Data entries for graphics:

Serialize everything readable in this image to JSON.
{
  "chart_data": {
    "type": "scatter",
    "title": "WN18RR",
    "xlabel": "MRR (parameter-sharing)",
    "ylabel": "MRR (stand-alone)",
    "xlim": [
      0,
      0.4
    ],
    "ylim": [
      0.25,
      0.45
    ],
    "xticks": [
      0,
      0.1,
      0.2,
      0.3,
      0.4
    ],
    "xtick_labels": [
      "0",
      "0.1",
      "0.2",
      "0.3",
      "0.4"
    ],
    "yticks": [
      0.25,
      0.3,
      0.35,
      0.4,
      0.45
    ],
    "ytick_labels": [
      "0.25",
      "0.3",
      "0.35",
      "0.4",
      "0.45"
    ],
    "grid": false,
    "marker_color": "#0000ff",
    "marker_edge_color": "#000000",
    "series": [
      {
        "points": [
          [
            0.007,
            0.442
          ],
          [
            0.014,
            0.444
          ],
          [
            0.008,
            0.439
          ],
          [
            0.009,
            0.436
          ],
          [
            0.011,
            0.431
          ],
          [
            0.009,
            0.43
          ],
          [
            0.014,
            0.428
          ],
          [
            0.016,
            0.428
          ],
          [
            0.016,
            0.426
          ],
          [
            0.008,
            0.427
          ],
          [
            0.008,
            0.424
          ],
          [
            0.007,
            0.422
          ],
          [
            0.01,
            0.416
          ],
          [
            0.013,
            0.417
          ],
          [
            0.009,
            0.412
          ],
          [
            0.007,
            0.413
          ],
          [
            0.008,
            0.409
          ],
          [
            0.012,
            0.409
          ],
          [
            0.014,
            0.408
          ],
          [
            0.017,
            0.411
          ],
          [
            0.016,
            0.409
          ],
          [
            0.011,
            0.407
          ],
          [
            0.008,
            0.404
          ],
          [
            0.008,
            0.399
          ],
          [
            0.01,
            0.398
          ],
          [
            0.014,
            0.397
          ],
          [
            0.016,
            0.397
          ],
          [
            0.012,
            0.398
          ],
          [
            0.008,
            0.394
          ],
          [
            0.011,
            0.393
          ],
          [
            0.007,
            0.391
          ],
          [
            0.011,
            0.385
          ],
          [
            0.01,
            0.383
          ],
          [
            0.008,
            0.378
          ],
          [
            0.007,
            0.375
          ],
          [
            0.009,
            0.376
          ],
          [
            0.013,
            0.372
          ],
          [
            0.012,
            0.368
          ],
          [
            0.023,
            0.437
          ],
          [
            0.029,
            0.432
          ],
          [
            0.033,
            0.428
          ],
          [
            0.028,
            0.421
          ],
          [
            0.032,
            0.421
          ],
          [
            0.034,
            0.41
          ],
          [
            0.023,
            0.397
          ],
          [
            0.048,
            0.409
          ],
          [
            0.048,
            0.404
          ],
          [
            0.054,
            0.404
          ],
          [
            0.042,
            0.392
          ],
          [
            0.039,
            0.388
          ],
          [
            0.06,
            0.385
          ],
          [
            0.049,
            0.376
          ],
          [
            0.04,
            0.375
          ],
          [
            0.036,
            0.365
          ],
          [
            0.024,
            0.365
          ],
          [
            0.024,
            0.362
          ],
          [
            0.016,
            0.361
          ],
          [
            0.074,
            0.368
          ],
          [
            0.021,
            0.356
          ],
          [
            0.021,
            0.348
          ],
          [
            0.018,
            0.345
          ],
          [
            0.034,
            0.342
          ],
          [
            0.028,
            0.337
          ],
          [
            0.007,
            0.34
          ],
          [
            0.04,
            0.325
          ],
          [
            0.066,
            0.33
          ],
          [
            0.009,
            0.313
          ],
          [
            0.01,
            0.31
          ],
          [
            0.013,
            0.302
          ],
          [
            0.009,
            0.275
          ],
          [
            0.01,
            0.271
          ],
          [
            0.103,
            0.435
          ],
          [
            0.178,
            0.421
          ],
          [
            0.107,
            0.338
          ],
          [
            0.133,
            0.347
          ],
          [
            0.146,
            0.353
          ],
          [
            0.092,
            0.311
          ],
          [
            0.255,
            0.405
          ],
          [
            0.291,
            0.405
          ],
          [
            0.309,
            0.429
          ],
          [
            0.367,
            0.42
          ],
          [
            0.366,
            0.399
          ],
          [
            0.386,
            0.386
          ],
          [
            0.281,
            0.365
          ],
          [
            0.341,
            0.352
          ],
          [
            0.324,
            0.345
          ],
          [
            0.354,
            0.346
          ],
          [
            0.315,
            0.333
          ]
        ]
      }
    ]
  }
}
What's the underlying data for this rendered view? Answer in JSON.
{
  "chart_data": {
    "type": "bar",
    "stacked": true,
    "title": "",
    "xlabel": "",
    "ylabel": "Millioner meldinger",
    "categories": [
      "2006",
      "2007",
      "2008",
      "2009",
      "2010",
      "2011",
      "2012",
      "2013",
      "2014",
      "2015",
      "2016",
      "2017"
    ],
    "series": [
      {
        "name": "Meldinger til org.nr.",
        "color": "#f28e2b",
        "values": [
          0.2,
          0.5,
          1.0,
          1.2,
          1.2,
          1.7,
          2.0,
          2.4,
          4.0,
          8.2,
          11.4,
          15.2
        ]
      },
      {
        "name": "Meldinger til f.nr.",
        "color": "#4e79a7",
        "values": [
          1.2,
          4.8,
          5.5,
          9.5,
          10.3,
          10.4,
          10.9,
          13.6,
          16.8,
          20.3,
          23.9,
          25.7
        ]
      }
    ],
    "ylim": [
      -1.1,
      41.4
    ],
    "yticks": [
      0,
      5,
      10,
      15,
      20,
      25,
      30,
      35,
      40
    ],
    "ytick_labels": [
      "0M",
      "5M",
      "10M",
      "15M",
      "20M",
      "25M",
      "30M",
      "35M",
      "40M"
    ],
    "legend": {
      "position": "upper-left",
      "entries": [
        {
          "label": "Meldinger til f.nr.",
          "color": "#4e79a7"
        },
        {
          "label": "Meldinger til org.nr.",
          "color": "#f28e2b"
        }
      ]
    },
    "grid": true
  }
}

Written problem:
The full set of records should be duplicated exactly.

Exercise output:
Serialize everything readable in this image to JSON.
{
  "chart_data": {
    "type": "scatter",
    "title": "WN18RR",
    "xlabel": "MRR (parameter-sharing)",
    "ylabel": "MRR (stand-alone)",
    "xlim": [
      0,
      0.4
    ],
    "ylim": [
      0.25,
      0.45
    ],
    "xticks": [
      0,
      0.1,
      0.2,
      0.3,
      0.4
    ],
    "xtick_labels": [
      "0",
      "0.1",
      "0.2",
      "0.3",
      "0.4"
    ],
    "yticks": [
      0.25,
      0.3,
      0.35,
      0.4,
      0.45
    ],
    "ytick_labels": [
      "0.25",
      "0.3",
      "0.35",
      "0.4",
      "0.45"
    ],
    "grid": false,
    "marker_color": "#0000ff",
    "marker_edge_color": "#000000",
    "series": [
      {
        "points": [
          [
            0.007,
            0.442
          ],
          [
            0.014,
            0.444
          ],
          [
            0.008,
            0.439
          ],
          [
            0.009,
            0.436
          ],
          [
            0.011,
            0.431
          ],
          [
            0.009,
            0.43
          ],
          [
            0.014,
            0.428
          ],
          [
            0.016,
            0.428
          ],
          [
            0.016,
            0.426
          ],
          [
            0.008,
            0.427
          ],
          [
            0.008,
            0.424
          ],
          [
            0.007,
            0.422
          ],
          [
            0.01,
            0.416
          ],
          [
            0.013,
            0.417
          ],
          [
            0.009,
            0.412
          ],
          [
            0.007,
            0.413
          ],
          [
            0.008,
            0.409
          ],
          [
            0.012,
            0.409
          ],
          [
            0.014,
            0.408
          ],
          [
            0.017,
            0.411
          ],
          [
            0.016,
            0.409
          ],
          [
            0.011,
            0.407
          ],
          [
            0.008,
            0.404
          ],
          [
            0.008,
            0.399
          ],
          [
            0.01,
            0.398
          ],
          [
            0.014,
            0.397
          ],
          [
            0.016,
            0.397
          ],
          [
            0.012,
            0.398
          ],
          [
            0.008,
            0.394
          ],
          [
            0.011,
            0.393
          ],
          [
            0.007,
            0.391
          ],
          [
            0.011,
            0.385
          ],
          [
            0.01,
            0.383
          ],
          [
            0.008,
            0.378
          ],
          [
            0.007,
            0.375
          ],
          [
            0.009,
            0.376
          ],
          [
            0.013,
            0.372
          ],
          [
            0.012,
            0.368
          ],
          [
            0.023,
            0.437
          ],
          [
            0.029,
            0.432
          ],
          [
            0.033,
            0.428
          ],
          [
            0.028,
            0.421
          ],
          [
            0.032,
            0.421
          ],
          [
            0.034,
            0.41
          ],
          [
            0.023,
            0.397
          ],
          [
            0.048,
            0.409
          ],
          [
            0.048,
            0.404
          ],
          [
            0.054,
            0.404
          ],
          [
            0.042,
            0.392
          ],
          [
            0.039,
            0.388
          ],
          [
            0.06,
            0.385
          ],
          [
            0.049,
            0.376
          ],
          [
            0.04,
            0.375
          ],
          [
            0.036,
            0.365
          ],
          [
            0.024,
            0.365
          ],
          [
            0.024,
            0.362
          ],
          [
            0.016,
            0.361
          ],
          [
            0.074,
            0.368
          ],
          [
            0.021,
            0.356
          ],
          [
            0.021,
            0.348
          ],
          [
            0.018,
            0.345
          ],
          [
            0.034,
            0.342
          ],
          [
            0.028,
            0.337
          ],
          [
            0.007,
            0.34
          ],
          [
            0.04,
            0.325
          ],
          [
            0.066,
            0.33
          ],
          [
            0.009,
            0.313
          ],
          [
            0.01,
            0.31
          ],
          [
            0.013,
            0.302
          ],
          [
            0.009,
            0.275
          ],
          [
            0.01,
            0.271
          ],
          [
            0.103,
            0.435
          ],
          [
            0.178,
            0.421
          ],
          [
            0.107,
            0.338
          ],
          [
            0.133,
            0.347
          ],
          [
            0.146,
            0.353
          ],
          [
            0.092,
            0.311
          ],
          [
            0.255,
            0.405
          ],
          [
            0.291,
            0.405
          ],
          [
            0.309,
            0.429
          ],
          [
            0.367,
            0.42
          ],
          [
            0.366,
            0.399
          ],
          [
            0.386,
            0.386
          ],
          [
            0.281,
            0.365
          ],
          [
            0.341,
            0.352
          ],
          [
            0.324,
            0.345
          ],
          [
            0.354,
            0.346
          ],
          [
            0.315,
            0.333
          ]
        ]
      }
    ]
  }
}
What's the underlying data for this rendered view? Answer in JSON.
{
  "chart_data": {
    "type": "bar",
    "stacked": true,
    "title": "",
    "xlabel": "",
    "ylabel": "Millioner meldinger",
    "categories": [
      "2006",
      "2007",
      "2008",
      "2009",
      "2010",
      "2011",
      "2012",
      "2013",
      "2014",
      "2015",
      "2016",
      "2017"
    ],
    "series": [
      {
        "name": "Meldinger til org.nr.",
        "color": "#f28e2b",
        "values": [
          0.2,
          0.5,
          1.0,
          1.2,
          1.2,
          1.7,
          2.0,
          2.4,
          4.0,
          8.2,
          11.4,
          15.2
        ]
      },
      {
        "name": "Meldinger til f.nr.",
        "color": "#4e79a7",
        "values": [
          1.2,
          4.8,
          5.5,
          9.5,
          10.3,
          10.4,
          10.9,
          13.6,
          16.8,
          20.3,
          23.9,
          25.7
        ]
      }
    ],
    "ylim": [
      -1.1,
      41.4
    ],
    "yticks": [
      0,
      5,
      10,
      15,
      20,
      25,
      30,
      35,
      40
    ],
    "ytick_labels": [
      "0M",
      "5M",
      "10M",
      "15M",
      "20M",
      "25M",
      "30M",
      "35M",
      "40M"
    ],
    "legend": {
      "position": "upper-left",
      "entries": [
        {
          "label": "Meldinger til f.nr.",
          "color": "#4e79a7"
        },
        {
          "label": "Meldinger til org.nr.",
          "color": "#f28e2b"
        }
      ]
    },
    "grid": true
  }
}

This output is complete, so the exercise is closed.